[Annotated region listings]
════════════════════

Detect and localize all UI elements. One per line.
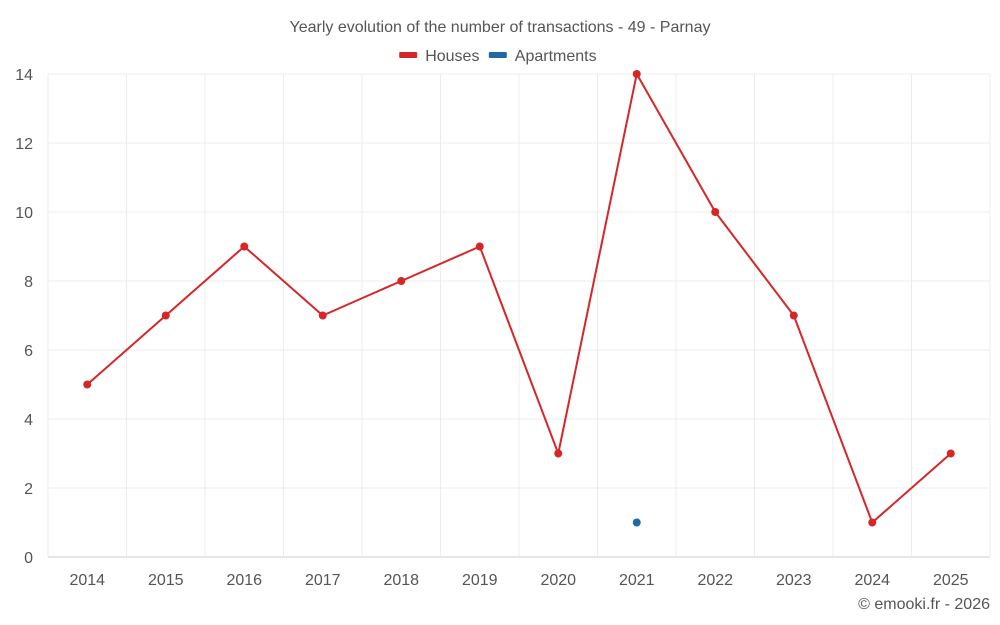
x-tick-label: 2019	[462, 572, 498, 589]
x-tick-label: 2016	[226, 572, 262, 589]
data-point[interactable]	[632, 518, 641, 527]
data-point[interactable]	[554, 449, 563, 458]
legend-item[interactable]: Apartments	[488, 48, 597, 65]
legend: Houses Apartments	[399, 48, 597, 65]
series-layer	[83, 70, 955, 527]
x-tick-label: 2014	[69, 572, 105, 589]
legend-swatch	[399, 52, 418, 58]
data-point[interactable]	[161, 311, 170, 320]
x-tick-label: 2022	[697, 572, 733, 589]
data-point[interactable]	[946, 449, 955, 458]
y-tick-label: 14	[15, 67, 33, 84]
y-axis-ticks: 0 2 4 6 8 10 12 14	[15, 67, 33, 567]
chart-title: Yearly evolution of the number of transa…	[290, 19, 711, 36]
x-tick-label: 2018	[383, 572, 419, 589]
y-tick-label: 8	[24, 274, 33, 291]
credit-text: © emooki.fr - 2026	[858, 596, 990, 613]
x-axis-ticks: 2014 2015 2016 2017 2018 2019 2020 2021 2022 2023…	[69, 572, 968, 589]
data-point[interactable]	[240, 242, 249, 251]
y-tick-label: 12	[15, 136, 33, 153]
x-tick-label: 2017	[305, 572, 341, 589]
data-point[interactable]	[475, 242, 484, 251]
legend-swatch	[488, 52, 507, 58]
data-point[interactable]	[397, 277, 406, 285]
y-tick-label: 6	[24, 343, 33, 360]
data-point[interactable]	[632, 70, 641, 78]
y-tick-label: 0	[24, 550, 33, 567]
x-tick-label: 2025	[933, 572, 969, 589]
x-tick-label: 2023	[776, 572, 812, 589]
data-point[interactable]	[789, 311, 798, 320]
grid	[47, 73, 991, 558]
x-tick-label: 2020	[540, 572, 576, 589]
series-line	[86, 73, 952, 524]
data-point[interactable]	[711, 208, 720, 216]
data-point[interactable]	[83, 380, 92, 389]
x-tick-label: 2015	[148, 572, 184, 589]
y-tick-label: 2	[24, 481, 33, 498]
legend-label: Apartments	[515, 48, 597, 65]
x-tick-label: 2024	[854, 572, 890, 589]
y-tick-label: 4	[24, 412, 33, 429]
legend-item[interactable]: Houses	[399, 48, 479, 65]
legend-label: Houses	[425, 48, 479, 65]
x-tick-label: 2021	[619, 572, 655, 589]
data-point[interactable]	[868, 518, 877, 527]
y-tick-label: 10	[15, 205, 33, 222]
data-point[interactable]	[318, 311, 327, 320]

════════════════════

Locate every line in the material that contains the string `ticks` and copy each one in full. Matching is case-sensitive.

y-axis-ticks: 0 2 4 6 8 10 12 14	[15, 67, 33, 567]
x-axis-ticks: 2014 2015 2016 2017 2018 2019 2020 2021 2022 2023…	[69, 572, 968, 589]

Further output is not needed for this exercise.